Dataset rows about figures:
-- start --

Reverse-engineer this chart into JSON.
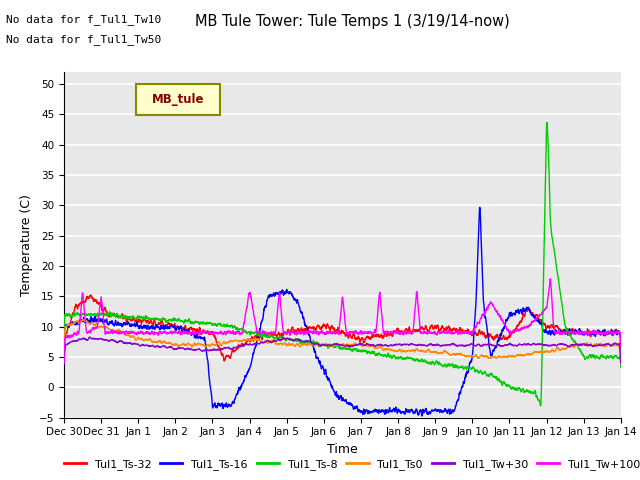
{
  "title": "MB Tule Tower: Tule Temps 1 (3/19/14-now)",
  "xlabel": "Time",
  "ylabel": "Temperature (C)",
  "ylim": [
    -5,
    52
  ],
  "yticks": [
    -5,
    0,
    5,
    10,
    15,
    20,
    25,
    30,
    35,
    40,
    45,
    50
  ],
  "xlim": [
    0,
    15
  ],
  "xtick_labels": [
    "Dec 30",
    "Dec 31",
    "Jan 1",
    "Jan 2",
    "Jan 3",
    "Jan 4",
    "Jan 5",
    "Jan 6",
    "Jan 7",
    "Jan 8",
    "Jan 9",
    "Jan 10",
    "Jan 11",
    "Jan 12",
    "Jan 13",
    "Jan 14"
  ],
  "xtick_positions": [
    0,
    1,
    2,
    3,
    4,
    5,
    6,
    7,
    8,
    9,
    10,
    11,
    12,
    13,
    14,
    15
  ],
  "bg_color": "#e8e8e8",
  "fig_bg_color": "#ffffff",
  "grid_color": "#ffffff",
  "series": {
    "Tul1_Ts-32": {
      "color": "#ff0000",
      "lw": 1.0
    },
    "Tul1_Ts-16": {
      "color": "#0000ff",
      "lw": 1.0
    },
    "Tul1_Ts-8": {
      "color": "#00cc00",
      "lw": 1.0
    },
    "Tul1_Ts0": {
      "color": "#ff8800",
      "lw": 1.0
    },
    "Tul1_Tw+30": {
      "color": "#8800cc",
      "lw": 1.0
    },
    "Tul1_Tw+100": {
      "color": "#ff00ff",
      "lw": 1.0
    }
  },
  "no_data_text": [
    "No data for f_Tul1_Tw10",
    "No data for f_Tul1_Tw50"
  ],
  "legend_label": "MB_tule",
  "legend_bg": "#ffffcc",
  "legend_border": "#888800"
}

-- end --
-- start --

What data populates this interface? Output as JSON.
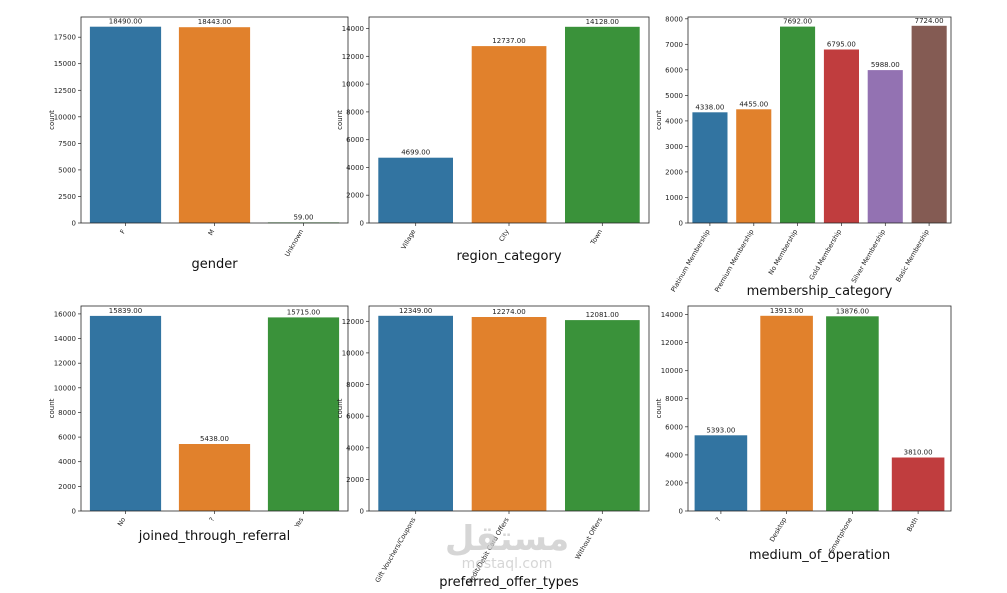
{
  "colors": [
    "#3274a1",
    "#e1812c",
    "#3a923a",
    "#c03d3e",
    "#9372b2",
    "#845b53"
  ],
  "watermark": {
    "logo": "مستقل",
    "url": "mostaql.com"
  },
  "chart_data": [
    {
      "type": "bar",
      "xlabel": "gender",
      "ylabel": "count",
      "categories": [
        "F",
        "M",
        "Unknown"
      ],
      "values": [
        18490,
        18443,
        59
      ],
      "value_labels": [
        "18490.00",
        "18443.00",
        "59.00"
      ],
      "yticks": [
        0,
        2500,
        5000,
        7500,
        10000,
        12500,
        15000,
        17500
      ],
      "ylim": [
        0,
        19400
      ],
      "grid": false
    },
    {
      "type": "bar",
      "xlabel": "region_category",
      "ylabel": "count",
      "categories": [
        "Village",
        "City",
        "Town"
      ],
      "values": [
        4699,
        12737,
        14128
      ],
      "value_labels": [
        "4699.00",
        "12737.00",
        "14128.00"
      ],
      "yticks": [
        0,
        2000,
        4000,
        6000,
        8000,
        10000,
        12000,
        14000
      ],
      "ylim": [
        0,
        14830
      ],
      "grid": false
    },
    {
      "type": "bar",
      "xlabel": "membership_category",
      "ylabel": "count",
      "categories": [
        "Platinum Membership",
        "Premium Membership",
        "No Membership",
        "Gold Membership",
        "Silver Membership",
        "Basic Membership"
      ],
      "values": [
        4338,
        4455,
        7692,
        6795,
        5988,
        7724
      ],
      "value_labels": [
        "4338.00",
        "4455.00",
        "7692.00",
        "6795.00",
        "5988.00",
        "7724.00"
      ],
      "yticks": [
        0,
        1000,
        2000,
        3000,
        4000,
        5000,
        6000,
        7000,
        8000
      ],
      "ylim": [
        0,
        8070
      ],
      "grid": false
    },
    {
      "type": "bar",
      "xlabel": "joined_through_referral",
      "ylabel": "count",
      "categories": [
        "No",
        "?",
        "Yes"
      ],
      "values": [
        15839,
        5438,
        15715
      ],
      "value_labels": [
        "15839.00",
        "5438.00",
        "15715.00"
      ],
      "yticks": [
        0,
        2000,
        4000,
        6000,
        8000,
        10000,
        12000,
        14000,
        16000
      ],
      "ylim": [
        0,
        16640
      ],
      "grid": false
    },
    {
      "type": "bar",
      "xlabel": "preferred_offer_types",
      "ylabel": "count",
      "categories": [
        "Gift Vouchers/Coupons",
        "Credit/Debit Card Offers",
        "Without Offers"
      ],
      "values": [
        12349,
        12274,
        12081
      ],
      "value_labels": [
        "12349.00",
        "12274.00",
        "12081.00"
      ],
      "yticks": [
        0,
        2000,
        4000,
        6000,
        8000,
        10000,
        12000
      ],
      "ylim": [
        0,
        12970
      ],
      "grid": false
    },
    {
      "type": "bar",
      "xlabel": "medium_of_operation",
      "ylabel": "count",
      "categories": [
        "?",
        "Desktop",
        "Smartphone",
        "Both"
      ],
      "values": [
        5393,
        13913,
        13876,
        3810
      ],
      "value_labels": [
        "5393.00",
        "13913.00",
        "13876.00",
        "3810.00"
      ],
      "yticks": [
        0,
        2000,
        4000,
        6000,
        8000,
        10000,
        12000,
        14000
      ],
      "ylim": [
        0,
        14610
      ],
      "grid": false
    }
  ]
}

-- end --
-- start --

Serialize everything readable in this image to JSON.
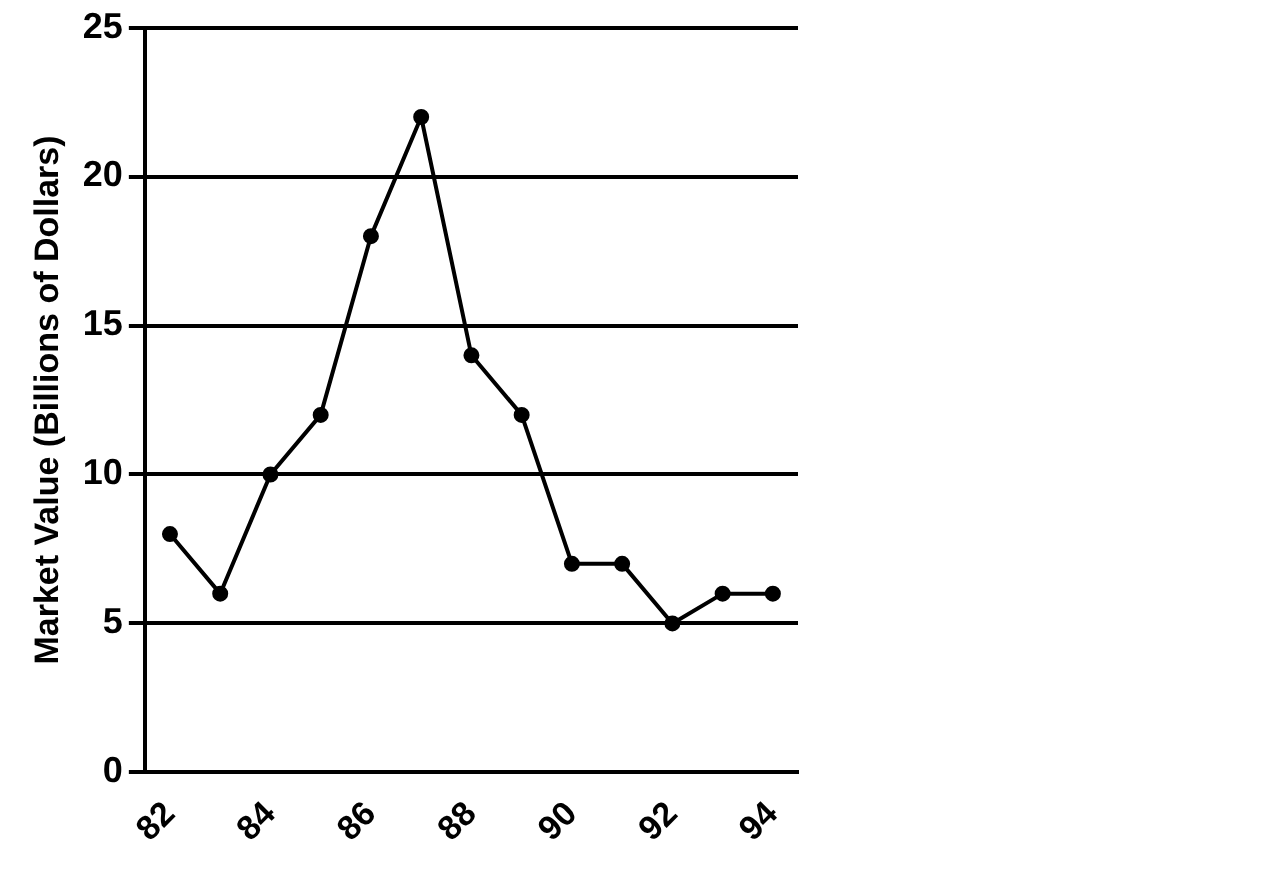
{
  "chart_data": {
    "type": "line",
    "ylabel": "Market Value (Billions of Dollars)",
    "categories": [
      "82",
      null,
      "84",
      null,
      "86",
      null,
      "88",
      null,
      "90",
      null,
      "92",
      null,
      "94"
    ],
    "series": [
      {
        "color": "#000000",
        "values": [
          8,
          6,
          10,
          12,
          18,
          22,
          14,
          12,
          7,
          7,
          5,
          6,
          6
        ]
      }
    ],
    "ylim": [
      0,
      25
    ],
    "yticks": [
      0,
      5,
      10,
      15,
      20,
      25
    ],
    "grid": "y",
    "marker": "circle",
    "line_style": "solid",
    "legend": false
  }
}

-- end --

Pull out all lines from the listing that contain the string "ffffff".

  "fig_bg_color": "#ffffff",
  "grid_color": "#ffffff",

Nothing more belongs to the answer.